Olympiad mathematics is a particular discipline. It is not the same as school mathematics, and it is not the same as research mathematics. It sits between them — more creative than the former, more constrained than the latter. The problems are finite and solvable, but they require genuine ingenuity, not computation.

This page is a structured guide to the resources I have found most useful. It covers all four major olympiad areas — algebra, number theory, geometry, and combinatorics — along with general problem-solving, online platforms, structured programmes, and communities. I have tried to be honest about what each resource is good for and what it is not.

One note upfront: the resources below assume you want to actually get good at olympiad mathematics, not merely to have read the books. Reading without solving problems is almost worthless in this discipline. Buy a notebook. Work problems by hand. Come back to the solutions only after a genuine attempt.

Another thing to note is that I am not someone with alot of experiences in this field and neither I am perparing for any formal competitions such as the IMO, INMO etc. I am someone who studied it just for the sake of learning and these are the resources which I found the most useful.

Where to Start: General Problem-Solving

Before any area-specific study, you need a foundation in mathematical problem-solving as a craft. These books build that foundation.

Art of Problem Solving, Volumes 1 & 2 — Richard Rusczyk, Sandor Lehoczky

These are the entry point for almost everyone in the olympiad community. Volume 1 covers the fundamentals — number theory, algebra, geometry, counting — at a level accessible to a strong middle-school or early high-school student. Volume 2 goes further into each area and introduces more sophisticated techniques.

They are not glamorous books. The problems are not IMO-hard. But they build the vocabulary and the habit of proof-based thinking that everything else requires. If you are genuinely starting from scratch, begin here. If you can solve most of Volume 2 problems without much struggle, move on.

A mild criticism: the exposition in Volume 1 can feel slow and procedural. If you find yourself ahead of the material, skip forward. These books are designed to be complete, not lean.

The Art and Craft of Problem Solving — Paul Zeitz

This is a different kind of book. Zeitz is less interested in teaching you specific techniques and more interested in teaching you how to think about problems — when to try an invariant, when to look for a monovariant, when extreme cases are informative, how to generalise from examples.

The philosophy chapters at the beginning — on psychological strategies, on exploration, on the difference between a tactic and a strategy — are worth reading even if you skip everything else. No other olympiad book says these things as clearly.

The problem difficulty varies considerably, and some of the harder problems are genuinely difficult for a high-school student. Do not be discouraged by these. The book is not meant to be completed in one pass.

Problem Solving Strategies — Arthur Engel

Engel’s book is not gentle. It is organised by technique — pigeonhole principle, invariants, colouring arguments and many others — and each chapter contains a large number of problems ranging from accessible to hard, all solved with minimal exposition.

This is a book for someone who already has a foundation and wants to see a large number of ideas in concentrated form. The solved examples are the main attraction. Engel does not hand-hold, but what he shows you is genuinely useful.

If you are preparing for IMO or equivalent competitions, Engel is essential — not for the exposition, but for the sheer density of technique it covers.

Mathematical Circles: Russian Experience — Fomin, Genkin, Itenberg

A product of the Russian mathematical olympiad tradition, this book reads differently from the others on this list. It is structured around mathematical circles — informal gatherings of students working through problems together — and it reflects the spirit of that format: curious, exploratory, not particularly concerned with being systematic.

(Stored records)
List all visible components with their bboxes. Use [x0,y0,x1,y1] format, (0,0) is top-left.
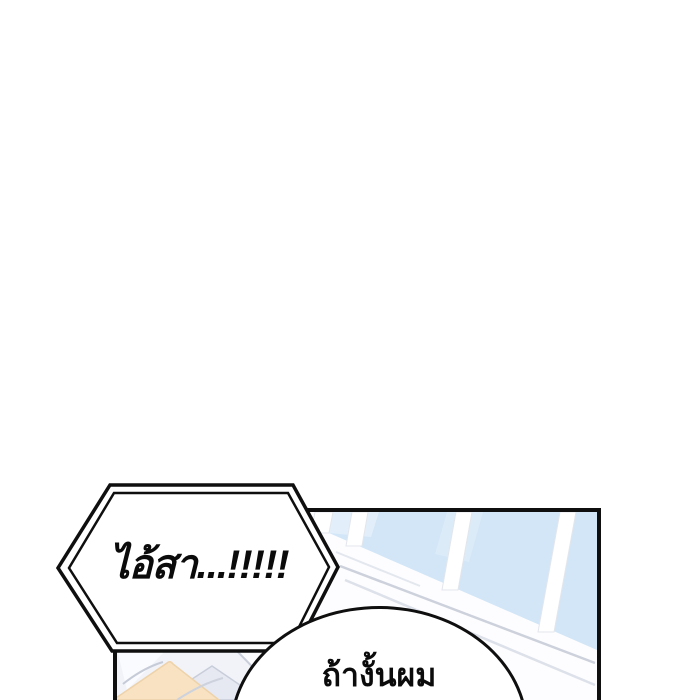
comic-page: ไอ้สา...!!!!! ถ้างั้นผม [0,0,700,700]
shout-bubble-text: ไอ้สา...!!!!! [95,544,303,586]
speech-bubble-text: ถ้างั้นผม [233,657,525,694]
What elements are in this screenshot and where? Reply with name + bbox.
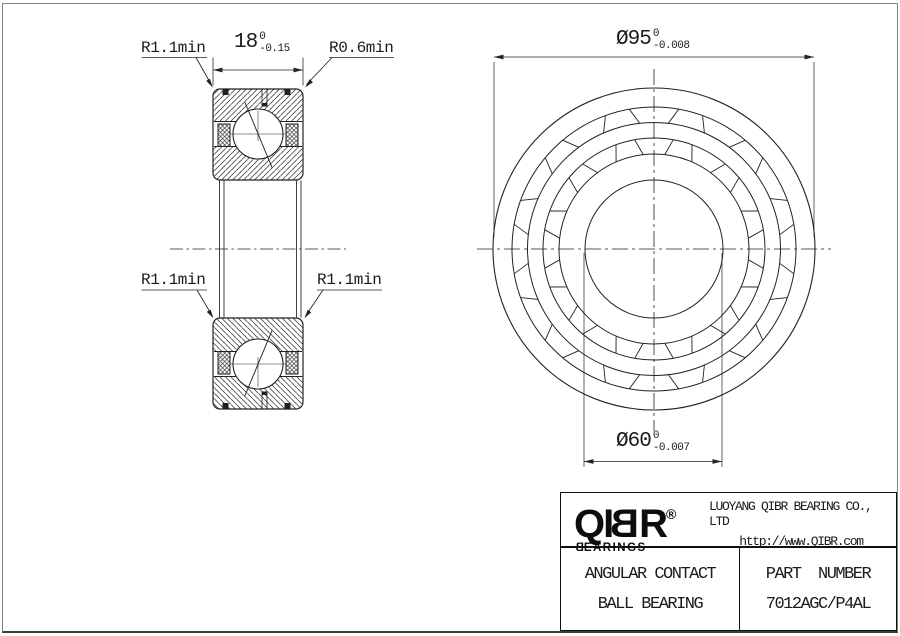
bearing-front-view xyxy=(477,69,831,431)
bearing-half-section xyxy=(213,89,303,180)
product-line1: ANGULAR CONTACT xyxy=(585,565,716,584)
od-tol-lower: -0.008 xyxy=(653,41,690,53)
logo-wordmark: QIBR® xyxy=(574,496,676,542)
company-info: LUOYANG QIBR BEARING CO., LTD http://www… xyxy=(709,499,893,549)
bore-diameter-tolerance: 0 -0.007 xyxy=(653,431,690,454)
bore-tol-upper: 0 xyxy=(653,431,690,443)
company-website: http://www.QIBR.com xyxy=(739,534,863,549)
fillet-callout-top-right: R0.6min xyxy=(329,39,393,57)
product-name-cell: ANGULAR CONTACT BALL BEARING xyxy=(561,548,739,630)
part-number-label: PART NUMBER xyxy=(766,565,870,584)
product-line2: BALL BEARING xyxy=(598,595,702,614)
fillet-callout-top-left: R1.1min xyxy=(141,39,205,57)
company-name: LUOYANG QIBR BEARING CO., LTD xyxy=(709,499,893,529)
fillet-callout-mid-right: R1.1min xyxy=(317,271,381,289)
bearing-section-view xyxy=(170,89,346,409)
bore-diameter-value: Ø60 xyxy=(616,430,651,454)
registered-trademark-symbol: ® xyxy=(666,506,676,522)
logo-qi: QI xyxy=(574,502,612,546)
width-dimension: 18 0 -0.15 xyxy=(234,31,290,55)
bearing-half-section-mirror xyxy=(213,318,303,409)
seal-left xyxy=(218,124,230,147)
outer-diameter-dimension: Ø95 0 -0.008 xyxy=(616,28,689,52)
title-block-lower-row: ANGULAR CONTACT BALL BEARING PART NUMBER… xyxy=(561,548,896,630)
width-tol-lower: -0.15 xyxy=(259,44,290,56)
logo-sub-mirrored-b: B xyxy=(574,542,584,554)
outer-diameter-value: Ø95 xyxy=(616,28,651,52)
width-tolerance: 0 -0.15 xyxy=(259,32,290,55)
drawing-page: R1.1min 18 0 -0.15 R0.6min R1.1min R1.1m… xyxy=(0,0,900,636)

• **Requirements**:
1. Which resource does the olympiad resources guide call the entry point for almost everyone in the olympiad community?
2. List every book the olympiad resources guide reviews, with its authors as given.
3. Resume the olympiad resources guide from the point where it stops.
The records are separate material and are not part of the olympiad resources guide.

• **Responses**:
1. Art of Problem Solving, Volumes 1 & 2, by Richard Rusczyk and Sandor Lehoczky.

2.
- Art of Problem Solving, Volumes 1 & 2 by Richard Rusczyk and Sandor Lehoczky
- The Art and Craft of Problem Solving by Paul Zeitz
- Problem Solving Strategies by Arthur Engel
- Mathematical Circles: Russian Experience by Fomin, Genkin and Itenberg

3.
The content covers elementary topics — divisibility, combinatorics, games, basic geometry — in a way that develops genuine mathematical intuition rather than technique catalogues. The problems are well-chosen and the discussions between them are worth reading. This is an excellent companion to AoPS Vol. 1 for someone early in their olympiad journey.

Excursions in Mathematics — Modak

A classic Indian olympiad resource, particularly well-suited to students preparing for RMO and INMO. The treatment of number theory, geometry, and combinatorics is clear and problem-rich, with Indian competitions well-represented in the problem sets. Less widely known internationally than Engel or Zeitz, but more calibrated to the Indian olympiad environment specifically.

Number Theory

Number theory is the most self-contained of the four olympiad areas. Elementary number theory — divisibility, congruences, prime factorisation — requires less background than any other area, which makes it a natural starting point. Olympiad number theory, however, quickly involves ideas from abstract algebra (p-adic valuations, lifting the exponent) that require more preparation.

Modern Olympiad Number Theory — Aditya Khurmi

The best comprehensive treatment of olympiad number theory currently available. Khurmi covers the full range from elementary divisibility to advanced topics — LTE, order, primitive roots, multiplicative functions — with clear exposition and excellent problem sets. The writing is modern and the problem selection reflects current competition trends.

This is the book I would recommend first for any serious olympiad number theory study. It is freely available online. Read it carefully and do the problems.

Olympiad Number Theory Through Challenging Problems — Justin Stevens

A shorter, more focused treatment. Stevens moves quickly and the problem difficulty is high throughout. This is not a first resource — come to it after Khurmi. As a problem set for someone who already knows the theory but wants harder practice, it is excellent.

Number Theory — Naoki Sato

Sato’s notes are free, concise, and precise. They cover the standard olympiad number theory content without any fat. The exposition is clean. If you want a compact reference for standard results — Euler’s theorem, CRT, quadratic residues — Sato’s notes are faster to navigate than a full book. Particularly useful for a quick review before a competition.

A word of caution: Sato’s notes are not a substitute for a full treatment like Khurmi. They assume you have seen the ideas before. Use them as a reference, not a primary source.

Algebra

Unlike areas of mathematics that are built on a fixed framework, olympiad algebra is better understood as a collection of ideas, techniques, and results drawn from multiple fields. It is the area where technique catalogues matter least and structural intuition matters most. The problems — inequalities, functional equations, sequences — require you to recognise what is happening algebraically before you can choose an approach. Mechanical technique application fails more often here than in any other area.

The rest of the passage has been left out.